(Problem requirements) Your task is to repeat the entries word for word while leaving out the pictures.

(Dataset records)
▼

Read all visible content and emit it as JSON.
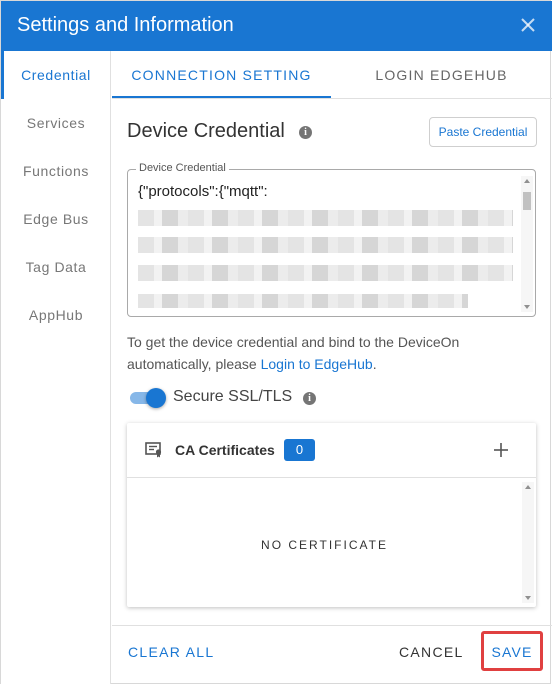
{
  "dialog": {
    "title": "Settings and Information",
    "close_icon": "close-icon"
  },
  "sidebar": {
    "items": [
      {
        "label": "Credential",
        "active": true
      },
      {
        "label": "Services",
        "active": false
      },
      {
        "label": "Functions",
        "active": false
      },
      {
        "label": "Edge Bus",
        "active": false
      },
      {
        "label": "Tag Data",
        "active": false
      },
      {
        "label": "AppHub",
        "active": false
      }
    ]
  },
  "tabs": [
    {
      "label": "CONNECTION SETTING",
      "active": true
    },
    {
      "label": "LOGIN EDGEHUB",
      "active": false
    }
  ],
  "credential": {
    "heading": "Device Credential",
    "info_icon": "info-icon",
    "paste_button": "Paste Credential",
    "field_label": "Device Credential",
    "field_value_visible": "{\"protocols\":{\"mqtt\":"
  },
  "hint": {
    "text": "To get the device credential and bind to the DeviceOn automatically, please ",
    "link": "Login to EdgeHub",
    "suffix": "."
  },
  "ssl": {
    "label": "Secure SSL/TLS",
    "enabled": true
  },
  "ca_certificates": {
    "title": "CA Certificates",
    "count": "0",
    "empty_text": "NO CERTIFICATE",
    "add_icon": "plus-icon"
  },
  "footer": {
    "clear_all": "CLEAR ALL",
    "cancel": "CANCEL",
    "save": "SAVE"
  },
  "colors": {
    "primary": "#1976d2",
    "highlight": "#e04040"
  }
}
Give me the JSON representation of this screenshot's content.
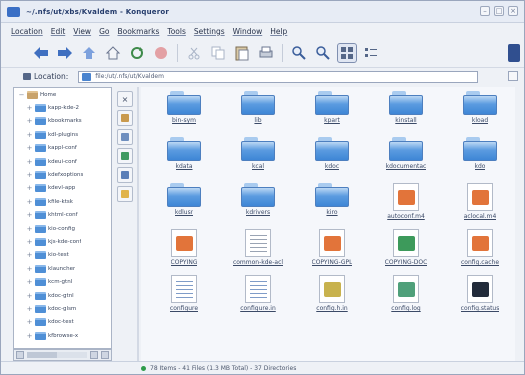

▲

(Worked solution)
Read all visible content and emit it as JSON.
{
  "dialog": {
    "title": "Settings and Information",
    "close_icon": "close-icon"
  },
  "sidebar": {
    "items": [
      {
        "label": "Credential",
        "active": true
      },
      {
        "label": "Services",
        "active": false
      },
      {
        "label": "Functions",
        "active": false
      },
      {
        "label": "Edge Bus",
        "active": false
      },
      {
        "label": "Tag Data",
        "active": false
      },
      {
        "label": "AppHub",
        "active": false
      }
    ]
  },
  "tabs": [
    {
      "label": "CONNECTION SETTING",
      "active": true
    },
    {
      "label": "LOGIN EDGEHUB",
      "active": false
    }
  ],
  "credential": {
    "heading": "Device Credential",
    "info_icon": "info-icon",
    "paste_button": "Paste Credential",
    "field_label": "Device Credential",
    "field_value_visible": "{\"protocols\":{\"mqtt\":"
  },
  "hint": {
    "text": "To get the device credential and bind to the DeviceOn automatically, please ",
    "link": "Login to EdgeHub",
    "suffix": "."
  },
  "ssl": {
    "label": "Secure SSL/TLS",
    "enabled": true
  },
  "ca_certificates": {
    "title": "CA Certificates",
    "count": "0",
    "empty_text": "NO CERTIFICATE",
    "add_icon": "plus-icon"
  },
  "footer": {
    "clear_all": "CLEAR ALL",
    "cancel": "CANCEL",
    "save": "SAVE"
  },
  "colors": {
    "primary": "#1976d2",
    "highlight": "#e04040"
  }
}
Give me the JSON representation of this screenshot's content.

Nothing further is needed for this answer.